TASK BRIEF
In the copy, keep every record exact and leave out all images.

SOURCE DATA
** Begin **
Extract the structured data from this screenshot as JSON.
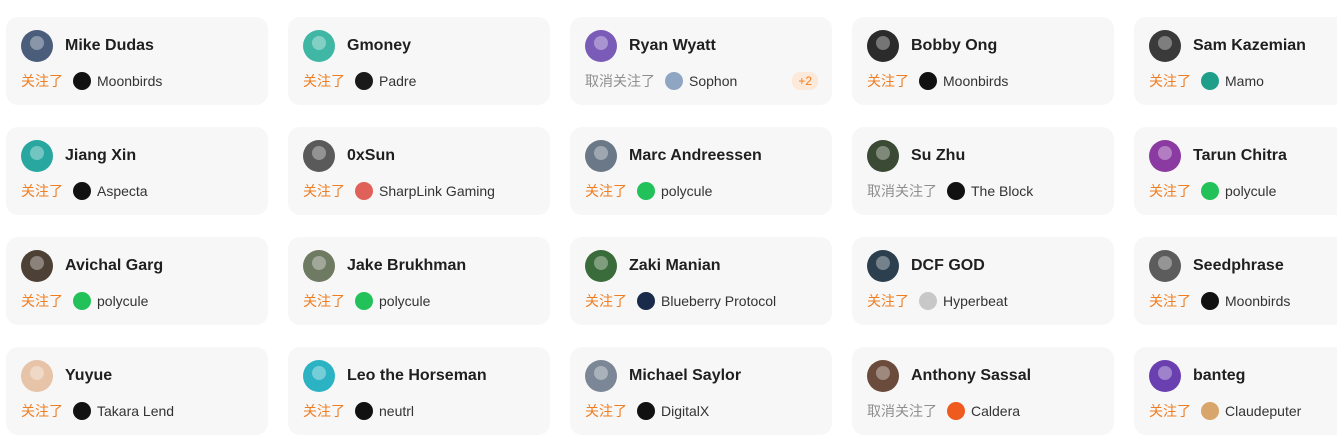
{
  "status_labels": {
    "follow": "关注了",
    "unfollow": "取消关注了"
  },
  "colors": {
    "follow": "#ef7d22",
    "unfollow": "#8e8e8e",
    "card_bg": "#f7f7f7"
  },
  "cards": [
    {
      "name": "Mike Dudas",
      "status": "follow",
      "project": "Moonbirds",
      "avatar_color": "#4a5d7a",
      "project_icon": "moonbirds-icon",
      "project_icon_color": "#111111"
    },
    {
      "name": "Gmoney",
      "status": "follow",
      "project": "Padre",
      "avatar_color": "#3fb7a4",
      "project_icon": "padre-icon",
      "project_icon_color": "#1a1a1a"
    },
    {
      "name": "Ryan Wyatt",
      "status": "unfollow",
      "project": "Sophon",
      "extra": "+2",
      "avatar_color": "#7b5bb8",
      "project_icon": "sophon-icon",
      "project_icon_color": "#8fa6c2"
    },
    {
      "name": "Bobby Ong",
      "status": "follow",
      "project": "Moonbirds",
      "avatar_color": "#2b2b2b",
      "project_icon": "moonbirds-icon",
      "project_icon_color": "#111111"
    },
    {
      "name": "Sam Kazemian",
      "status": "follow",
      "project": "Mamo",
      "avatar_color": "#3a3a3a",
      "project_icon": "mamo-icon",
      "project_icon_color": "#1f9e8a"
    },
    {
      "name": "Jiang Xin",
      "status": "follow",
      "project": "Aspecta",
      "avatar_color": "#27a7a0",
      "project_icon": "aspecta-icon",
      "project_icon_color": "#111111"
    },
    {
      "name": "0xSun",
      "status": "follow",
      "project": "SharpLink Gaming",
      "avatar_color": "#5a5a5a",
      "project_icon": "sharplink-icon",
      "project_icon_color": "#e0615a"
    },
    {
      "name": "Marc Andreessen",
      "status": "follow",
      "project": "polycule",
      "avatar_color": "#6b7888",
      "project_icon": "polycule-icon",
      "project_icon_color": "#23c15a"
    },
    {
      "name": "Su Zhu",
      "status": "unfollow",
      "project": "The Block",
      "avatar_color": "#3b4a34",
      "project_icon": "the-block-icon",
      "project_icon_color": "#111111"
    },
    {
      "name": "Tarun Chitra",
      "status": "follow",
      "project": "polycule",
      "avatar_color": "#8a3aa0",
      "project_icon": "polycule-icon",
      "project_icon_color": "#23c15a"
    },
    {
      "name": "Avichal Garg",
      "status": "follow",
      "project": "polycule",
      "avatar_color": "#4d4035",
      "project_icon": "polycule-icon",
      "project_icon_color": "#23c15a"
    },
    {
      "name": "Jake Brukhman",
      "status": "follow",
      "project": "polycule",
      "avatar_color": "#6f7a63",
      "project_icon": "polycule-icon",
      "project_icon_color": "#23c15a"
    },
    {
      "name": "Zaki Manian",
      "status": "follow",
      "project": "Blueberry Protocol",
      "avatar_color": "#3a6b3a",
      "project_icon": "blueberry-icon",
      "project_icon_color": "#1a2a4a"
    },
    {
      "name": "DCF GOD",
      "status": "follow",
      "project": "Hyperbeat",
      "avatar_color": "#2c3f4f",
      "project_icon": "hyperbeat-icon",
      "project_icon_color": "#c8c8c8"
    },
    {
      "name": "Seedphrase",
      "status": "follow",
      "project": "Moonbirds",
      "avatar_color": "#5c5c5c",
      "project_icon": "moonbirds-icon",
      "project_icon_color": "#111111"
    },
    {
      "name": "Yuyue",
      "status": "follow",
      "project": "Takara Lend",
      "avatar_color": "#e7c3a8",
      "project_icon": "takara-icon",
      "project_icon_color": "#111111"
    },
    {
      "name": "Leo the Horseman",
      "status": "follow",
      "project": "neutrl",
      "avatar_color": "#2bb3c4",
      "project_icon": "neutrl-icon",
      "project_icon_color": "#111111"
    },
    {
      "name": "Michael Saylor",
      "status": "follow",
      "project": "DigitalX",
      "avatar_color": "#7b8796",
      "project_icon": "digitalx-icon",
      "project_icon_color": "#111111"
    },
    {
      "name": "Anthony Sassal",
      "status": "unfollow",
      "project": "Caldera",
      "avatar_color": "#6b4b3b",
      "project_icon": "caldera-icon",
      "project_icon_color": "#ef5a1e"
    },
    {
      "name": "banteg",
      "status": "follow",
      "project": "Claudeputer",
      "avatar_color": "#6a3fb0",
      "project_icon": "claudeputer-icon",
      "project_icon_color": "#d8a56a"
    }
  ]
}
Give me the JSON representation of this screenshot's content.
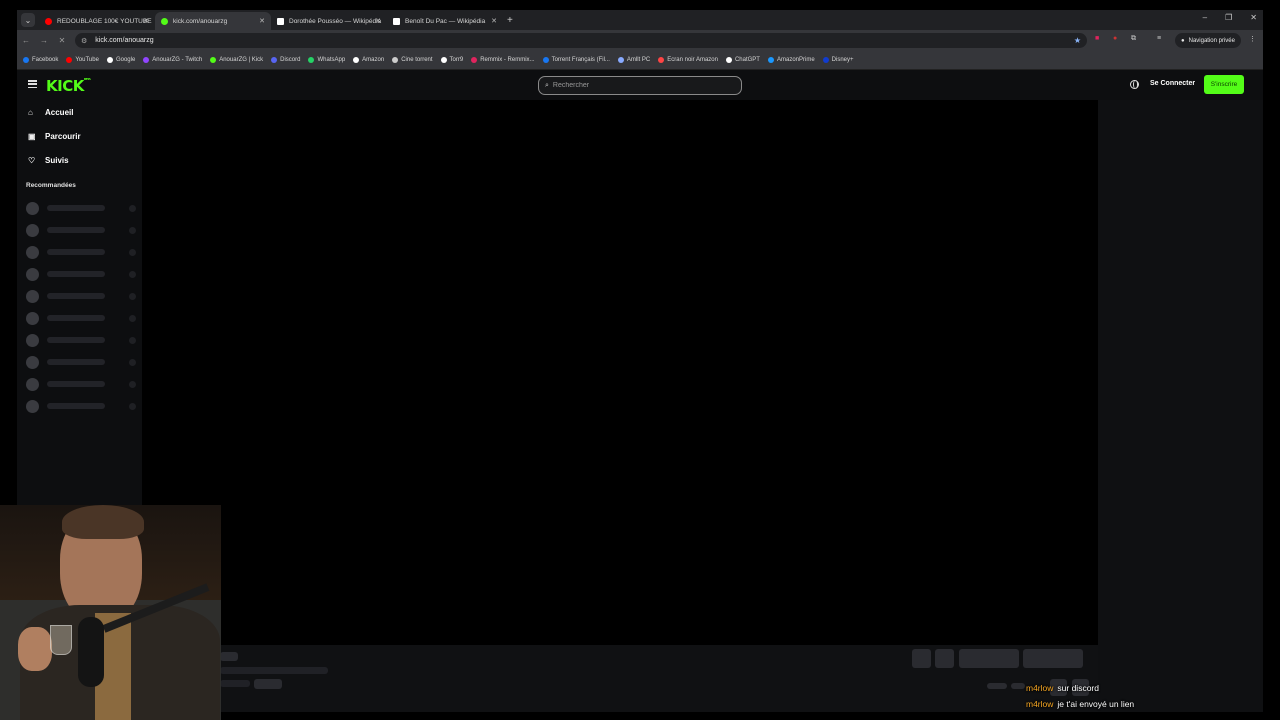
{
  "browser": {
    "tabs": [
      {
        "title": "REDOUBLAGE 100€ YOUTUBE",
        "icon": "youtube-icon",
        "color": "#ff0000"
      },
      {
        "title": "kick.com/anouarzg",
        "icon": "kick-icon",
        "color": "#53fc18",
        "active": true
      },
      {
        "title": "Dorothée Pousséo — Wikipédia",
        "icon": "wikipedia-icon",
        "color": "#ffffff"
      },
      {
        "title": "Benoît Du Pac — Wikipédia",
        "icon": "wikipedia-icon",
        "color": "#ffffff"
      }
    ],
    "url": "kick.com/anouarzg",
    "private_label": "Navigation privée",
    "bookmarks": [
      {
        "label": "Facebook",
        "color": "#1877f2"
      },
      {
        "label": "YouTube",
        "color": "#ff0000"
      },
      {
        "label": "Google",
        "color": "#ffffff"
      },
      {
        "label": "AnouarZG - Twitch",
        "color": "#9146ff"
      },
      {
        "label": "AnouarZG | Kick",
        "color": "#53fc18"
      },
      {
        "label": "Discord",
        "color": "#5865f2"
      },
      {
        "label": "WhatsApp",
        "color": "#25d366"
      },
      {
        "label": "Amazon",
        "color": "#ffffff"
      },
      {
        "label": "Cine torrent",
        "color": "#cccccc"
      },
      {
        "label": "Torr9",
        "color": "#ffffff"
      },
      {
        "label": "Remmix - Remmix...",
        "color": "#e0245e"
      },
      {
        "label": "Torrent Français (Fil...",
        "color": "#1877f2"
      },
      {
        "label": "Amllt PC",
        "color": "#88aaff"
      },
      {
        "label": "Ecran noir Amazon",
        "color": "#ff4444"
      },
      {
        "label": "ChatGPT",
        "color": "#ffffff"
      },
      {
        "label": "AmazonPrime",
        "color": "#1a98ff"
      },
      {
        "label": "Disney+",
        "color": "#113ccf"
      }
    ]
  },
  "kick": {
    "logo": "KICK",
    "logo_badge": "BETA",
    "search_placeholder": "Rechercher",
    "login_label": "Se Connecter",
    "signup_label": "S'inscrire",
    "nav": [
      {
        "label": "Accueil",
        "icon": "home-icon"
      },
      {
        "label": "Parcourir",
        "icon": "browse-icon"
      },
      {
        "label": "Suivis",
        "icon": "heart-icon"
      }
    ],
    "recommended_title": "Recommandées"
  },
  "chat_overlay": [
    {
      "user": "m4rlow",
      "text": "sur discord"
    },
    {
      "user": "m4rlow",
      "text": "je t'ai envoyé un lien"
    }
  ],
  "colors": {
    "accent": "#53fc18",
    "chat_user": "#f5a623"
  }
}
** End **
RESULT
Extract the structured data from this screenshot as JSON.
{
  "status_labels": {
    "follow": "关注了",
    "unfollow": "取消关注了"
  },
  "colors": {
    "follow": "#ef7d22",
    "unfollow": "#8e8e8e",
    "card_bg": "#f7f7f7"
  },
  "cards": [
    {
      "name": "Mike Dudas",
      "status": "follow",
      "project": "Moonbirds",
      "avatar_color": "#4a5d7a",
      "project_icon": "moonbirds-icon",
      "project_icon_color": "#111111"
    },
    {
      "name": "Gmoney",
      "status": "follow",
      "project": "Padre",
      "avatar_color": "#3fb7a4",
      "project_icon": "padre-icon",
      "project_icon_color": "#1a1a1a"
    },
    {
      "name": "Ryan Wyatt",
      "status": "unfollow",
      "project": "Sophon",
      "extra": "+2",
      "avatar_color": "#7b5bb8",
      "project_icon": "sophon-icon",
      "project_icon_color": "#8fa6c2"
    },
    {
      "name": "Bobby Ong",
      "status": "follow",
      "project": "Moonbirds",
      "avatar_color": "#2b2b2b",
      "project_icon": "moonbirds-icon",
      "project_icon_color": "#111111"
    },
    {
      "name": "Sam Kazemian",
      "status": "follow",
      "project": "Mamo",
      "avatar_color": "#3a3a3a",
      "project_icon": "mamo-icon",
      "project_icon_color": "#1f9e8a"
    },
    {
      "name": "Jiang Xin",
      "status": "follow",
      "project": "Aspecta",
      "avatar_color": "#27a7a0",
      "project_icon": "aspecta-icon",
      "project_icon_color": "#111111"
    },
    {
      "name": "0xSun",
      "status": "follow",
      "project": "SharpLink Gaming",
      "avatar_color": "#5a5a5a",
      "project_icon": "sharplink-icon",
      "project_icon_color": "#e0615a"
    },
    {
      "name": "Marc Andreessen",
      "status": "follow",
      "project": "polycule",
      "avatar_color": "#6b7888",
      "project_icon": "polycule-icon",
      "project_icon_color": "#23c15a"
    },
    {
      "name": "Su Zhu",
      "status": "unfollow",
      "project": "The Block",
      "avatar_color": "#3b4a34",
      "project_icon": "the-block-icon",
      "project_icon_color": "#111111"
    },
    {
      "name": "Tarun Chitra",
      "status": "follow",
      "project": "polycule",
      "avatar_color": "#8a3aa0",
      "project_icon": "polycule-icon",
      "project_icon_color": "#23c15a"
    },
    {
      "name": "Avichal Garg",
      "status": "follow",
      "project": "polycule",
      "avatar_color": "#4d4035",
      "project_icon": "polycule-icon",
      "project_icon_color": "#23c15a"
    },
    {
      "name": "Jake Brukhman",
      "status": "follow",
      "project": "polycule",
      "avatar_color": "#6f7a63",
      "project_icon": "polycule-icon",
      "project_icon_color": "#23c15a"
    },
    {
      "name": "Zaki Manian",
      "status": "follow",
      "project": "Blueberry Protocol",
      "avatar_color": "#3a6b3a",
      "project_icon": "blueberry-icon",
      "project_icon_color": "#1a2a4a"
    },
    {
      "name": "DCF GOD",
      "status": "follow",
      "project": "Hyperbeat",
      "avatar_color": "#2c3f4f",
      "project_icon": "hyperbeat-icon",
      "project_icon_color": "#c8c8c8"
    },
    {
      "name": "Seedphrase",
      "status": "follow",
      "project": "Moonbirds",
      "avatar_color": "#5c5c5c",
      "project_icon": "moonbirds-icon",
      "project_icon_color": "#111111"
    },
    {
      "name": "Yuyue",
      "status": "follow",
      "project": "Takara Lend",
      "avatar_color": "#e7c3a8",
      "project_icon": "takara-icon",
      "project_icon_color": "#111111"
    },
    {
      "name": "Leo the Horseman",
      "status": "follow",
      "project": "neutrl",
      "avatar_color": "#2bb3c4",
      "project_icon": "neutrl-icon",
      "project_icon_color": "#111111"
    },
    {
      "name": "Michael Saylor",
      "status": "follow",
      "project": "DigitalX",
      "avatar_color": "#7b8796",
      "project_icon": "digitalx-icon",
      "project_icon_color": "#111111"
    },
    {
      "name": "Anthony Sassal",
      "status": "unfollow",
      "project": "Caldera",
      "avatar_color": "#6b4b3b",
      "project_icon": "caldera-icon",
      "project_icon_color": "#ef5a1e"
    },
    {
      "name": "banteg",
      "status": "follow",
      "project": "Claudeputer",
      "avatar_color": "#6a3fb0",
      "project_icon": "claudeputer-icon",
      "project_icon_color": "#d8a56a"
    }
  ]
}
Give me the JSON representation of this screenshot's content.
{
  "browser": {
    "tabs": [
      {
        "title": "REDOUBLAGE 100€ YOUTUBE",
        "icon": "youtube-icon",
        "color": "#ff0000"
      },
      {
        "title": "kick.com/anouarzg",
        "icon": "kick-icon",
        "color": "#53fc18",
        "active": true
      },
      {
        "title": "Dorothée Pousséo — Wikipédia",
        "icon": "wikipedia-icon",
        "color": "#ffffff"
      },
      {
        "title": "Benoît Du Pac — Wikipédia",
        "icon": "wikipedia-icon",
        "color": "#ffffff"
      }
    ],
    "url": "kick.com/anouarzg",
    "private_label": "Navigation privée",
    "bookmarks": [
      {
        "label": "Facebook",
        "color": "#1877f2"
      },
      {
        "label": "YouTube",
        "color": "#ff0000"
      },
      {
        "label": "Google",
        "color": "#ffffff"
      },
      {
        "label": "AnouarZG - Twitch",
        "color": "#9146ff"
      },
      {
        "label": "AnouarZG | Kick",
        "color": "#53fc18"
      },
      {
        "label": "Discord",
        "color": "#5865f2"
      },
      {
        "label": "WhatsApp",
        "color": "#25d366"
      },
      {
        "label": "Amazon",
        "color": "#ffffff"
      },
      {
        "label": "Cine torrent",
        "color": "#cccccc"
      },
      {
        "label": "Torr9",
        "color": "#ffffff"
      },
      {
        "label": "Remmix - Remmix...",
        "color": "#e0245e"
      },
      {
        "label": "Torrent Français (Fil...",
        "color": "#1877f2"
      },
      {
        "label": "Amllt PC",
        "color": "#88aaff"
      },
      {
        "label": "Ecran noir Amazon",
        "color": "#ff4444"
      },
      {
        "label": "ChatGPT",
        "color": "#ffffff"
      },
      {
        "label": "AmazonPrime",
        "color": "#1a98ff"
      },
      {
        "label": "Disney+",
        "color": "#113ccf"
      }
    ]
  },
  "kick": {
    "logo": "KICK",
    "logo_badge": "BETA",
    "search_placeholder": "Rechercher",
    "login_label": "Se Connecter",
    "signup_label": "S'inscrire",
    "nav": [
      {
        "label": "Accueil",
        "icon": "home-icon"
      },
      {
        "label": "Parcourir",
        "icon": "browse-icon"
      },
      {
        "label": "Suivis",
        "icon": "heart-icon"
      }
    ],
    "recommended_title": "Recommandées"
  },
  "chat_overlay": [
    {
      "user": "m4rlow",
      "text": "sur discord"
    },
    {
      "user": "m4rlow",
      "text": "je t'ai envoyé un lien"
    }
  ],
  "colors": {
    "accent": "#53fc18",
    "chat_user": "#f5a623"
  }
}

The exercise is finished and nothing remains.